» GIVEN PROBLEM: Your task is to copy every line of the records below that contains "type".

» DATA PROVIDED:
begin

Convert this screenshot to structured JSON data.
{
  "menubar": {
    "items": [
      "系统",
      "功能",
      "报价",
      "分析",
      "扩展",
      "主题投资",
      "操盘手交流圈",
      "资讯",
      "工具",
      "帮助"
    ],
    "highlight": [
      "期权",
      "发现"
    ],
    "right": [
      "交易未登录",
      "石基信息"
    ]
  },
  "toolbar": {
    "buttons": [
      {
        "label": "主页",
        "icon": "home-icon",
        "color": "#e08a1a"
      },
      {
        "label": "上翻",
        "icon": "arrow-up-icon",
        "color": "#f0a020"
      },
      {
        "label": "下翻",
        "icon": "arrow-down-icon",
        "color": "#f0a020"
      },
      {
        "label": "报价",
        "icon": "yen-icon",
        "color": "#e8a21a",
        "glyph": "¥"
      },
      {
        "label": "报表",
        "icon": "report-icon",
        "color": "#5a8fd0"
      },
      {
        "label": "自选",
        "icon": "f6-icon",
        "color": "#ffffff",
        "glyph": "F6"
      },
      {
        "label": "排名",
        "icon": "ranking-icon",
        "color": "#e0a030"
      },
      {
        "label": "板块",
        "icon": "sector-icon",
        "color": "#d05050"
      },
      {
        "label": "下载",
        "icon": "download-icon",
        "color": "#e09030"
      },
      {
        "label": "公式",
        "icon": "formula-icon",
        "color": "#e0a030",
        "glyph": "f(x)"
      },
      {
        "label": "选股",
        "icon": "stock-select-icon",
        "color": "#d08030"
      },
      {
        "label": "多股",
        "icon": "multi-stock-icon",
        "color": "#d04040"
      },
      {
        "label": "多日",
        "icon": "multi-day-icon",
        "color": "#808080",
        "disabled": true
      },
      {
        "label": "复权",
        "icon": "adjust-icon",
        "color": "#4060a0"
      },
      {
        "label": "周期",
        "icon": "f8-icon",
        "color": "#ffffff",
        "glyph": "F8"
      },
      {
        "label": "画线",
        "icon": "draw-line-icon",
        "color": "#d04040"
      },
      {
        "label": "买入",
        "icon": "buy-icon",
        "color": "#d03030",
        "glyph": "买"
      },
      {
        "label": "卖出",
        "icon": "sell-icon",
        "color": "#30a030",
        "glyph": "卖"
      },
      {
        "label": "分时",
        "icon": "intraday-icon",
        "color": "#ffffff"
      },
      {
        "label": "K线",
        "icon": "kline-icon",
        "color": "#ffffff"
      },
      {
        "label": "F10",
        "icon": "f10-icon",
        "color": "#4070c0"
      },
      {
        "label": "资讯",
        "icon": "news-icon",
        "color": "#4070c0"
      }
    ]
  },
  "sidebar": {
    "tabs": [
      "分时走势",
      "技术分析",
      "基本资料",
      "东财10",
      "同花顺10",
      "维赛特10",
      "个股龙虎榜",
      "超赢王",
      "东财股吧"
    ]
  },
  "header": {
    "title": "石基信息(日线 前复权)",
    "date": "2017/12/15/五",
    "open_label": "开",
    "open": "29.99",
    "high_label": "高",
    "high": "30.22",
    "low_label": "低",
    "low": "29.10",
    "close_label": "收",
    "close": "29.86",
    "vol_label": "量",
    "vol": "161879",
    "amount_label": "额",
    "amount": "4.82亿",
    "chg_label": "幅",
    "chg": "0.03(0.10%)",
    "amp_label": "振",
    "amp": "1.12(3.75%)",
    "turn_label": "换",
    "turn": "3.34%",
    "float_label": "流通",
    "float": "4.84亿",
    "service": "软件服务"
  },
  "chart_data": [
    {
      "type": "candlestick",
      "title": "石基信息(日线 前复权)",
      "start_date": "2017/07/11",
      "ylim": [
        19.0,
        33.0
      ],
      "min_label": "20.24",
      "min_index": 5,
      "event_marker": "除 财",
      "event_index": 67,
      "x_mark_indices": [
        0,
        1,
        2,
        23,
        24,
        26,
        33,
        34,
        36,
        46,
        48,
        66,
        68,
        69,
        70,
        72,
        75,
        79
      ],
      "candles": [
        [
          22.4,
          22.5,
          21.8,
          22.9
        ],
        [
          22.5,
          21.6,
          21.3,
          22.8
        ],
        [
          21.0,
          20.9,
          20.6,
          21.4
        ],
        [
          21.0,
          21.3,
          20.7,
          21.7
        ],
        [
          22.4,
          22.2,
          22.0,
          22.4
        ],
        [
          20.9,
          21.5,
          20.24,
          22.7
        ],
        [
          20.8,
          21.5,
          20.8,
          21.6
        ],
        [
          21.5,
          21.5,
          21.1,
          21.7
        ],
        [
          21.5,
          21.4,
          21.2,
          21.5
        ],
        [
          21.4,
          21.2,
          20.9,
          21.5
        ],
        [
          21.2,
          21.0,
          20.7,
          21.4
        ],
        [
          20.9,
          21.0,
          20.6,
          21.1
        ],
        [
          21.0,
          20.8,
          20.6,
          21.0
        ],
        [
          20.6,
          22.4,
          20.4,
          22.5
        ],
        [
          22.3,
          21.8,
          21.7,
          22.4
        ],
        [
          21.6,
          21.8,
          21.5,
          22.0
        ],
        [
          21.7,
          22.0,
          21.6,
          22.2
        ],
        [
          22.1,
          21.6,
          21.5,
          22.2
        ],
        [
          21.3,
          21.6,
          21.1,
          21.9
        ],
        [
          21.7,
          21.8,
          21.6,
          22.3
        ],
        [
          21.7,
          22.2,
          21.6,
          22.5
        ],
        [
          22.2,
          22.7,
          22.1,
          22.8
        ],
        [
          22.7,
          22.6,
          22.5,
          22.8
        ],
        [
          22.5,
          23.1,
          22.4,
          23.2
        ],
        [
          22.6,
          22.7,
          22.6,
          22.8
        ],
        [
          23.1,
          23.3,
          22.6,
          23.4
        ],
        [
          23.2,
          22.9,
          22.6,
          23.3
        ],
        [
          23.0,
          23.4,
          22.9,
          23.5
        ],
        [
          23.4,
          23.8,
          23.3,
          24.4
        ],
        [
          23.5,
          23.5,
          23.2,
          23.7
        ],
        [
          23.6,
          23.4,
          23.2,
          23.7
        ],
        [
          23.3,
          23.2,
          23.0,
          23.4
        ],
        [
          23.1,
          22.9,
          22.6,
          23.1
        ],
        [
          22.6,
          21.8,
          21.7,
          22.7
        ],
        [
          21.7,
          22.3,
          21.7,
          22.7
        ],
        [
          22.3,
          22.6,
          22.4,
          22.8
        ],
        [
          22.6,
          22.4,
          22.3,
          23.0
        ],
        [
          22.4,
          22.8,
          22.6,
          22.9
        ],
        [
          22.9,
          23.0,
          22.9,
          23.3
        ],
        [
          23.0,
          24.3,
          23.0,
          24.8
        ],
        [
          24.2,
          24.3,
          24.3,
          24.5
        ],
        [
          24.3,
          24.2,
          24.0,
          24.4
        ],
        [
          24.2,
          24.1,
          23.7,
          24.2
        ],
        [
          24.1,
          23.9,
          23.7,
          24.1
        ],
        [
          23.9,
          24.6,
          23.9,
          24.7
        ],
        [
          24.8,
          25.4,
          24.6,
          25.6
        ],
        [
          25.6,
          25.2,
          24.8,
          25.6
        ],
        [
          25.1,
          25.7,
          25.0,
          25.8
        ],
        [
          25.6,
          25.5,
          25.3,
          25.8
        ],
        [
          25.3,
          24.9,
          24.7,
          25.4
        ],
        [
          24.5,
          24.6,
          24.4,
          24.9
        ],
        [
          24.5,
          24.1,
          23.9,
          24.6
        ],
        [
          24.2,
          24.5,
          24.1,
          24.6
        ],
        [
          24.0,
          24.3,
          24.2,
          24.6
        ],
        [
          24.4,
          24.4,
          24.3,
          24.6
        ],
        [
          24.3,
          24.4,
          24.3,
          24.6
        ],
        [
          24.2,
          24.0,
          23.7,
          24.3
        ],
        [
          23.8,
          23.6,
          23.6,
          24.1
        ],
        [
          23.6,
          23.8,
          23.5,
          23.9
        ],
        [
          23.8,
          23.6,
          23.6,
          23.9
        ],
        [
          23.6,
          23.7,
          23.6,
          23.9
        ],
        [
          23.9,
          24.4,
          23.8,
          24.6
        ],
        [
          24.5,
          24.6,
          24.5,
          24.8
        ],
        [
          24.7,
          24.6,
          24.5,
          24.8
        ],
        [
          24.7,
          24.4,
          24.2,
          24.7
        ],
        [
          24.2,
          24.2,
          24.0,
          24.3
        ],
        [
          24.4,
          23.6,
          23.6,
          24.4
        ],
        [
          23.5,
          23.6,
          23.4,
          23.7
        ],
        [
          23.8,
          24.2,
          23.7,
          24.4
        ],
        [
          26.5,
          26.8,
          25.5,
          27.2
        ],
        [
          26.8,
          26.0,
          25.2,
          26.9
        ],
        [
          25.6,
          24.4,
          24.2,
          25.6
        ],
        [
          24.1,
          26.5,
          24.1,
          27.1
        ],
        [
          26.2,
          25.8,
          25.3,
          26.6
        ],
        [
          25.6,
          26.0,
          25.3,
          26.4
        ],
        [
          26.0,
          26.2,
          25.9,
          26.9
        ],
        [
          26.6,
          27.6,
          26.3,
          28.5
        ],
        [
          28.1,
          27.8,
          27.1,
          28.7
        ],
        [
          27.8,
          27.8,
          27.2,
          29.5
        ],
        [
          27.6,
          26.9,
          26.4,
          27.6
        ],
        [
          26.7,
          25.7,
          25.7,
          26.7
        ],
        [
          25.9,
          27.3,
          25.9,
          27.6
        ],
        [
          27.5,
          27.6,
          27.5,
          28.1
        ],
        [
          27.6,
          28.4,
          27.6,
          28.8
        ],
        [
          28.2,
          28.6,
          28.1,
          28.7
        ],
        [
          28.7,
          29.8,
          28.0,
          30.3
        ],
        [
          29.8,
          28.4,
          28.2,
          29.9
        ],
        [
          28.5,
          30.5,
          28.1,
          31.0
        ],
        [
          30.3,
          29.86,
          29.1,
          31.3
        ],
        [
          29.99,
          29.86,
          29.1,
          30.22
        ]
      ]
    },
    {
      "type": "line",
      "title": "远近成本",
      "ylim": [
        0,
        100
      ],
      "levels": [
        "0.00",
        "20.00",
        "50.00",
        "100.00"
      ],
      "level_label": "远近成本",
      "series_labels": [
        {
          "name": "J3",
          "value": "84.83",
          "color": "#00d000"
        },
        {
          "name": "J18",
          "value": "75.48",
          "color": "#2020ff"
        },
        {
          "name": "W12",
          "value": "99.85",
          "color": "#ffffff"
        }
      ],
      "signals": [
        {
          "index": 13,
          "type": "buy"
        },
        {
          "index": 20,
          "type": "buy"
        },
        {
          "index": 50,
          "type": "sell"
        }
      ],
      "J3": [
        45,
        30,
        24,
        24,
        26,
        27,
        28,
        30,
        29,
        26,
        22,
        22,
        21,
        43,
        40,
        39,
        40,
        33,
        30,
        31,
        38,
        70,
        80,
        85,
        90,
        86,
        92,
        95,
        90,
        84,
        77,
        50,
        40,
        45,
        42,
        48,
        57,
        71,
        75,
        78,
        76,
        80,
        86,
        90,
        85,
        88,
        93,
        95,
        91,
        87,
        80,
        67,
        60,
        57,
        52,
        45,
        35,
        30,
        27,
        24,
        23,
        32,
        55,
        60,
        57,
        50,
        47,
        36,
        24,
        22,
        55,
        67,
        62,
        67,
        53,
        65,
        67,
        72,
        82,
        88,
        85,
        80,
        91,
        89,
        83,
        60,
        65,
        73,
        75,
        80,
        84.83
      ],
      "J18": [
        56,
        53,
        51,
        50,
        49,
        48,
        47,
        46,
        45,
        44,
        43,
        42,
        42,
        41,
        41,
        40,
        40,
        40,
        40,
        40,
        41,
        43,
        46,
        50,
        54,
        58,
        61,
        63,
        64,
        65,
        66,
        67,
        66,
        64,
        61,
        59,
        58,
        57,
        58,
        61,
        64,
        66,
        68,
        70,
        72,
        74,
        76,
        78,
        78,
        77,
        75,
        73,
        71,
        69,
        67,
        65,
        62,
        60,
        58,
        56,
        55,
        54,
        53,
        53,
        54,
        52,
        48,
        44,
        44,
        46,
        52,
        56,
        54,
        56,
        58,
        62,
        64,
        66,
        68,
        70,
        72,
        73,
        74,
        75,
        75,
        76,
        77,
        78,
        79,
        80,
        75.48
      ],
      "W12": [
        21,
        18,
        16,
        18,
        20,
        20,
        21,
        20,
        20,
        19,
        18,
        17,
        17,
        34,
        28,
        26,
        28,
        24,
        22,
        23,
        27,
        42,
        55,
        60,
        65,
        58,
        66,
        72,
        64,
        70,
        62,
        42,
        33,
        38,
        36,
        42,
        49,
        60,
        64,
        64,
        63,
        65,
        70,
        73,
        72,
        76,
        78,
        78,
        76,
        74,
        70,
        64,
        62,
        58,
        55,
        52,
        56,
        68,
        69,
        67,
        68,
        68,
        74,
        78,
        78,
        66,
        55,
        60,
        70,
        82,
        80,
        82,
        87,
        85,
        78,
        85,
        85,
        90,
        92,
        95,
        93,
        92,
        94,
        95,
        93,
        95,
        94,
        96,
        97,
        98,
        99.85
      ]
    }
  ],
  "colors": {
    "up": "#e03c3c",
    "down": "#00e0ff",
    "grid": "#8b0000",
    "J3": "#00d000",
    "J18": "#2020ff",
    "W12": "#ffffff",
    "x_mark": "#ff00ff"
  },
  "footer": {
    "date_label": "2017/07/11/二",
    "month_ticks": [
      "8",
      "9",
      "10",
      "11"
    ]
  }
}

end

» TASK ANSWER:
      "type": "candlestick",
      "type": "line",
          "type": "buy"
          "type": "buy"
          "type": "sell"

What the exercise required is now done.